# Task description
Tell how many lines in these records contain the string "ГОСТ", with only the number as the reply.

# Data extract
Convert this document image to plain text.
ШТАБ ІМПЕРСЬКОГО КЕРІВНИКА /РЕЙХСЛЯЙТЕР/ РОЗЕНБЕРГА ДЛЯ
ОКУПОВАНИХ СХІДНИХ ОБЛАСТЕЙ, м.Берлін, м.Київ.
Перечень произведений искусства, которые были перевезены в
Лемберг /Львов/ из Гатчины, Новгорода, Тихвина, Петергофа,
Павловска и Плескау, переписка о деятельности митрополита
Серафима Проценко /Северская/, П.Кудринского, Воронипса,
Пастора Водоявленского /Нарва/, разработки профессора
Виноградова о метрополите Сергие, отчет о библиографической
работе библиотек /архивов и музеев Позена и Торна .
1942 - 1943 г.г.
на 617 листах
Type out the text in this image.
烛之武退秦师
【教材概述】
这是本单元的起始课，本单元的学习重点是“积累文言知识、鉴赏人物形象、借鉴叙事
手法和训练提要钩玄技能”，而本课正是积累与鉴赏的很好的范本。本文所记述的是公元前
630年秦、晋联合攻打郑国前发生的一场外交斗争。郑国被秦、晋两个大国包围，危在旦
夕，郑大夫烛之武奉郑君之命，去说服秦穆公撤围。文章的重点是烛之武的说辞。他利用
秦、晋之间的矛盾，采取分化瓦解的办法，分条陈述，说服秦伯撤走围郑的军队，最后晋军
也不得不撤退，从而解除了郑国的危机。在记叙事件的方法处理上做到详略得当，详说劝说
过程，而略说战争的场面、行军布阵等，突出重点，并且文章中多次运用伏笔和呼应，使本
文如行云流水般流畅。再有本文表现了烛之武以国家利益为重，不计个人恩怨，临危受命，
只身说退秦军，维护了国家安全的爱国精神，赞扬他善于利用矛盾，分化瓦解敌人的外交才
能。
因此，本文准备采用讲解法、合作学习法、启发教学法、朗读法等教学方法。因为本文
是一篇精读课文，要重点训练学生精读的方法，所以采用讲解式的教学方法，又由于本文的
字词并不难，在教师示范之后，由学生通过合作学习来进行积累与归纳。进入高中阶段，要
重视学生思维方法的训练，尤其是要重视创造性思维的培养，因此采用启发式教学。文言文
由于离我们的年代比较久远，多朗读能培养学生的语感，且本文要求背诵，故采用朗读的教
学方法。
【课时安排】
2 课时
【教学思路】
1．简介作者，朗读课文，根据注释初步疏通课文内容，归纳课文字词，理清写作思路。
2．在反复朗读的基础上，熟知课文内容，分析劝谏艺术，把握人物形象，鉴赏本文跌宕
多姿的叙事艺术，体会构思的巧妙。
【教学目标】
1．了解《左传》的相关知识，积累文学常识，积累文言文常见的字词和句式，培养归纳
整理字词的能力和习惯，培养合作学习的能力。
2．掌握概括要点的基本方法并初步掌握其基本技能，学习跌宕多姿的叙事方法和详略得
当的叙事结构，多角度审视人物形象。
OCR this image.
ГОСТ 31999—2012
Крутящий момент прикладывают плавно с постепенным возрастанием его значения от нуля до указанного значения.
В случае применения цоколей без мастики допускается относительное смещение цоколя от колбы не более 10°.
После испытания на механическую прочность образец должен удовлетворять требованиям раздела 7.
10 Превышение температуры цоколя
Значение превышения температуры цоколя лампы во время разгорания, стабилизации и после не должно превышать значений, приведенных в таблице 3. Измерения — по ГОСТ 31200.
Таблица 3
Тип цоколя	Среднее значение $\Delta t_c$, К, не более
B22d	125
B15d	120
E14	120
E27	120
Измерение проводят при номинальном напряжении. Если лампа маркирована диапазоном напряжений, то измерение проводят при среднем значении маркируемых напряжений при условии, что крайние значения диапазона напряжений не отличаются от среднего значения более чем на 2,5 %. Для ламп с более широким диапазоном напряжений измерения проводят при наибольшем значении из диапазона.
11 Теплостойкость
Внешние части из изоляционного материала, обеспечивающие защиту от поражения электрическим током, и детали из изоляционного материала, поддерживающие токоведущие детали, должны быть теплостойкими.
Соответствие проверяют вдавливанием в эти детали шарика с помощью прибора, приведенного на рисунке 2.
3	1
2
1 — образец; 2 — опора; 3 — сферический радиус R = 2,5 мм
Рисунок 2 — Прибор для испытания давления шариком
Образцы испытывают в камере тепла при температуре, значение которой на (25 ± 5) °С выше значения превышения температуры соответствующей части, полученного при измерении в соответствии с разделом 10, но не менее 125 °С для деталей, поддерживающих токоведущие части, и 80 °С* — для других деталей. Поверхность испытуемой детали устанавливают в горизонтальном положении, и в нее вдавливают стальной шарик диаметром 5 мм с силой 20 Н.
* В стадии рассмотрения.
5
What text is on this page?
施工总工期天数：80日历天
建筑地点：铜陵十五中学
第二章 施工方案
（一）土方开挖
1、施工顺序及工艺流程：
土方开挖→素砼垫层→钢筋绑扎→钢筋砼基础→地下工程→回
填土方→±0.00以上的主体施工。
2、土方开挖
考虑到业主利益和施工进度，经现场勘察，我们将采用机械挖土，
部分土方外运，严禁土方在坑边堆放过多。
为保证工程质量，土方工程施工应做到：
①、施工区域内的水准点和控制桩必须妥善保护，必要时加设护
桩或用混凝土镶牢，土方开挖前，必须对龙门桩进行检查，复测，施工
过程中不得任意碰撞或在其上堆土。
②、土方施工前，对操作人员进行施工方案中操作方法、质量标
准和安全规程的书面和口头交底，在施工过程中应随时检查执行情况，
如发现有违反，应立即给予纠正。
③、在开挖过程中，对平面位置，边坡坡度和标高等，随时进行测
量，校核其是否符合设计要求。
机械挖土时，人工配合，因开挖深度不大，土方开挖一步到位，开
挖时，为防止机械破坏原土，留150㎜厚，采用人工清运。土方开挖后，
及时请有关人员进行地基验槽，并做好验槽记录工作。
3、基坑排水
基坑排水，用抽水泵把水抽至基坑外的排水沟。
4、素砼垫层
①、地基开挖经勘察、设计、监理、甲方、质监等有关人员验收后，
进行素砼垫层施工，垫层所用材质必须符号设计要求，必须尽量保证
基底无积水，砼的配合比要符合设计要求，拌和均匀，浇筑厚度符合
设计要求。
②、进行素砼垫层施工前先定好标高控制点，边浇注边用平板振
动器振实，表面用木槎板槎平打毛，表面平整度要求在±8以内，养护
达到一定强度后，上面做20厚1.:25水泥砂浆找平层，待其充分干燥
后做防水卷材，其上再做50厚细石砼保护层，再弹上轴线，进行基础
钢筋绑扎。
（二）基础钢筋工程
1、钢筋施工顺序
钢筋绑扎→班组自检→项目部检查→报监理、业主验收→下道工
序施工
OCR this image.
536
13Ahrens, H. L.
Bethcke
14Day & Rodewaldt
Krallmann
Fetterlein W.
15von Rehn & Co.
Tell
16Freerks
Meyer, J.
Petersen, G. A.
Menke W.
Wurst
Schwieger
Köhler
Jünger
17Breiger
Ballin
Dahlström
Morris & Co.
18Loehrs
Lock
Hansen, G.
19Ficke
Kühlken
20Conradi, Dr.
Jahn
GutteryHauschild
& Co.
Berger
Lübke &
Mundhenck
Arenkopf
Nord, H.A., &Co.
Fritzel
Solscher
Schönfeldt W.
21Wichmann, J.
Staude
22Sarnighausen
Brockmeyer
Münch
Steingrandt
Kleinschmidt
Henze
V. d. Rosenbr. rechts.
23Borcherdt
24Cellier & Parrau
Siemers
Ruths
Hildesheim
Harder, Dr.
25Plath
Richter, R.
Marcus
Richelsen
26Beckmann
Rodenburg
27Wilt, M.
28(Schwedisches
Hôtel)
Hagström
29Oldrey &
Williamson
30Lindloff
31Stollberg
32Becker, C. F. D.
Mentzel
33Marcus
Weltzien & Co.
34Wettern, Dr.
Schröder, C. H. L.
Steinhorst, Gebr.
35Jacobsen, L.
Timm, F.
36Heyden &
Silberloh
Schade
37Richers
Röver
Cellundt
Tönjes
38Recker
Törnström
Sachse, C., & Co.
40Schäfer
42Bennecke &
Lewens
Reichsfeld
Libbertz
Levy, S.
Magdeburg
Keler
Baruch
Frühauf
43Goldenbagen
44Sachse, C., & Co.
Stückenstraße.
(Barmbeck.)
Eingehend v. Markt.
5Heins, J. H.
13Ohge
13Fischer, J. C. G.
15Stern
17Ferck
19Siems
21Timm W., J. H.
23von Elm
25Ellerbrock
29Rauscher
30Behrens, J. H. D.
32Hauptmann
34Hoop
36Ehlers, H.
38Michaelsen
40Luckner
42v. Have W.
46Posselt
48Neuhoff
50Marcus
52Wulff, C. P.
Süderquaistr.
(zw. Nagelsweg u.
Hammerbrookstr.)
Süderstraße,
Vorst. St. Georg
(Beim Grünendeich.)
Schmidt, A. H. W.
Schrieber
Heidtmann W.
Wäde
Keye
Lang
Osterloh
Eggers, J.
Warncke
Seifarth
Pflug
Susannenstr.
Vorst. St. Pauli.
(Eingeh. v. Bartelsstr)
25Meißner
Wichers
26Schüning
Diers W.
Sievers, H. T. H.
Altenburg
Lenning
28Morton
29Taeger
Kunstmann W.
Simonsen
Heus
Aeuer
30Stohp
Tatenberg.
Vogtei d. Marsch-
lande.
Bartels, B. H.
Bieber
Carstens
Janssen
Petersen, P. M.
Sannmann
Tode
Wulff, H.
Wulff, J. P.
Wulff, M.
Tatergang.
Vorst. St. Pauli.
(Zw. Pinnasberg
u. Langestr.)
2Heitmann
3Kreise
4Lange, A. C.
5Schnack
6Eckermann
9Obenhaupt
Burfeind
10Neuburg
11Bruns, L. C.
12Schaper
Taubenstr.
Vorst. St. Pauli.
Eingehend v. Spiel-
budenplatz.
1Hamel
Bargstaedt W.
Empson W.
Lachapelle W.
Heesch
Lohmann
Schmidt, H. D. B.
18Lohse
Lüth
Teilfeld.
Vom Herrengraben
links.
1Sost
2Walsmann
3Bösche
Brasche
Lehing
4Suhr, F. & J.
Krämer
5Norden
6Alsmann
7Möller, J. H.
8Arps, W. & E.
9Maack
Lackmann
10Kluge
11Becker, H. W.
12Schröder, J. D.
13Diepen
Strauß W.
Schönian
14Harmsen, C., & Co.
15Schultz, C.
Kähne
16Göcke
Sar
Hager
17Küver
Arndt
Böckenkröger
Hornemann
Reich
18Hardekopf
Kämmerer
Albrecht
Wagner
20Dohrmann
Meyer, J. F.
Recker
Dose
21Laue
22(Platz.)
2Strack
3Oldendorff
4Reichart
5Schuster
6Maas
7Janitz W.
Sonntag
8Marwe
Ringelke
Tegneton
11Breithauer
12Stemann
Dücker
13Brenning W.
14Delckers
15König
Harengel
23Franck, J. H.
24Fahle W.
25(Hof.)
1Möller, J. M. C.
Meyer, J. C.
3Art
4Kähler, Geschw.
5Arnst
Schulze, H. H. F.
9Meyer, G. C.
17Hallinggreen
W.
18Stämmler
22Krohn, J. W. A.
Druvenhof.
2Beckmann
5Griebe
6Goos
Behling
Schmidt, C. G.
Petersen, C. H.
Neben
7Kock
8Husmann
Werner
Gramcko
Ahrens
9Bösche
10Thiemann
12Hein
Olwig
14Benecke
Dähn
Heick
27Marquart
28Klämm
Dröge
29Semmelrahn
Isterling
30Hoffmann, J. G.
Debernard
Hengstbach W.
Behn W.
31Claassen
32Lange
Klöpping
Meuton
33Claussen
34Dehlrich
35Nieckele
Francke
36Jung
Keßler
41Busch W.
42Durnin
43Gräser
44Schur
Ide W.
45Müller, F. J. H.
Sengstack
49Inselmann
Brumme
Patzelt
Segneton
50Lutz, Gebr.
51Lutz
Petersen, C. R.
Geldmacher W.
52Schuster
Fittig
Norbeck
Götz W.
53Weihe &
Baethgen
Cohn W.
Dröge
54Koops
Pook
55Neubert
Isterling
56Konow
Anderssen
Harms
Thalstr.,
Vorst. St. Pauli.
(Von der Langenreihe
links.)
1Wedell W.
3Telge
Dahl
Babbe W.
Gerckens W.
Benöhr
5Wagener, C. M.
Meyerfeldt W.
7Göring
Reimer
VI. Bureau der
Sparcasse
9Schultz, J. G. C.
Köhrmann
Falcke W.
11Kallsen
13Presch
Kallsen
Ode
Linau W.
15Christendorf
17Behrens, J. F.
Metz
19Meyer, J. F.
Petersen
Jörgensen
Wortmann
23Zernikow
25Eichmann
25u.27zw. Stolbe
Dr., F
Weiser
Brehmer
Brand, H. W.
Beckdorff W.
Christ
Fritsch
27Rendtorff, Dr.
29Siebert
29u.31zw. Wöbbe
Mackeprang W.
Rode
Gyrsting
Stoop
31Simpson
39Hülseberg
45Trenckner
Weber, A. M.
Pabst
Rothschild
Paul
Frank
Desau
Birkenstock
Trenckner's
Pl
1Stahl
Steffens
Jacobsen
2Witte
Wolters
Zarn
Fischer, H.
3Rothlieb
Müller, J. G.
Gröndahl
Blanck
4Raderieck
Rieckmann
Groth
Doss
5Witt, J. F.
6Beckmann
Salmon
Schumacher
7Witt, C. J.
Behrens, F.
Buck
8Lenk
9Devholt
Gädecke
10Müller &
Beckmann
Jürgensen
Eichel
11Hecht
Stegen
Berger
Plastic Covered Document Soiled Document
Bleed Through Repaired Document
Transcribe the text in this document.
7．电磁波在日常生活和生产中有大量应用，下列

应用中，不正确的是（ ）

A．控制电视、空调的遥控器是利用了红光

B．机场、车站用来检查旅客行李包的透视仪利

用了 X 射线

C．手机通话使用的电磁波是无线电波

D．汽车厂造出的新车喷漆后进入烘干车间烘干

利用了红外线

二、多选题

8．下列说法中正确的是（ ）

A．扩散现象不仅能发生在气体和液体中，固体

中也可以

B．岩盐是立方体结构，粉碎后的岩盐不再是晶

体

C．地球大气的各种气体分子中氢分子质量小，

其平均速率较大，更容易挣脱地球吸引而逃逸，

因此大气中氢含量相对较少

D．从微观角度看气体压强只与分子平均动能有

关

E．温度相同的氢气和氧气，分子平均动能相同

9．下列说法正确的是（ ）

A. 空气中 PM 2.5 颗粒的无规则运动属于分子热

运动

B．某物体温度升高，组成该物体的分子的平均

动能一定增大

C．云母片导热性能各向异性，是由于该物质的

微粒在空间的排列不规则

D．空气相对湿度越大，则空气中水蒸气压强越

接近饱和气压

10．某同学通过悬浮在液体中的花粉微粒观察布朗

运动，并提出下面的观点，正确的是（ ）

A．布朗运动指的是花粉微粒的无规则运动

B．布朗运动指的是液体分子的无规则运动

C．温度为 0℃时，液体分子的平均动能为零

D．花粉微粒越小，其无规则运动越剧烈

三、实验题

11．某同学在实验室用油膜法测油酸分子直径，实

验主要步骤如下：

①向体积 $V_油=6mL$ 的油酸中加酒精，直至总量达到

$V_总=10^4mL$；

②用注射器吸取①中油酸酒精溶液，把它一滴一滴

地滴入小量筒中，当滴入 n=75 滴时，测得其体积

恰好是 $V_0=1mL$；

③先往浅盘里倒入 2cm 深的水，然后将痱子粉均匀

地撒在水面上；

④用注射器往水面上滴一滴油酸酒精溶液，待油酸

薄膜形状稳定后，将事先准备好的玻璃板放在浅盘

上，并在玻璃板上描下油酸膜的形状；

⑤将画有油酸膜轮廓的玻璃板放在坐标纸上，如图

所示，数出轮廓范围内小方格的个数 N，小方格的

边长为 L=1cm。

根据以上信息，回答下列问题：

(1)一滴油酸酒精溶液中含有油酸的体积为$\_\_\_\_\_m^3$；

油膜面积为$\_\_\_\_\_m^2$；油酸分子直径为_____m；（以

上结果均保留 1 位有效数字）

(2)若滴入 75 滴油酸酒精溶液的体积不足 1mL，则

# The response
2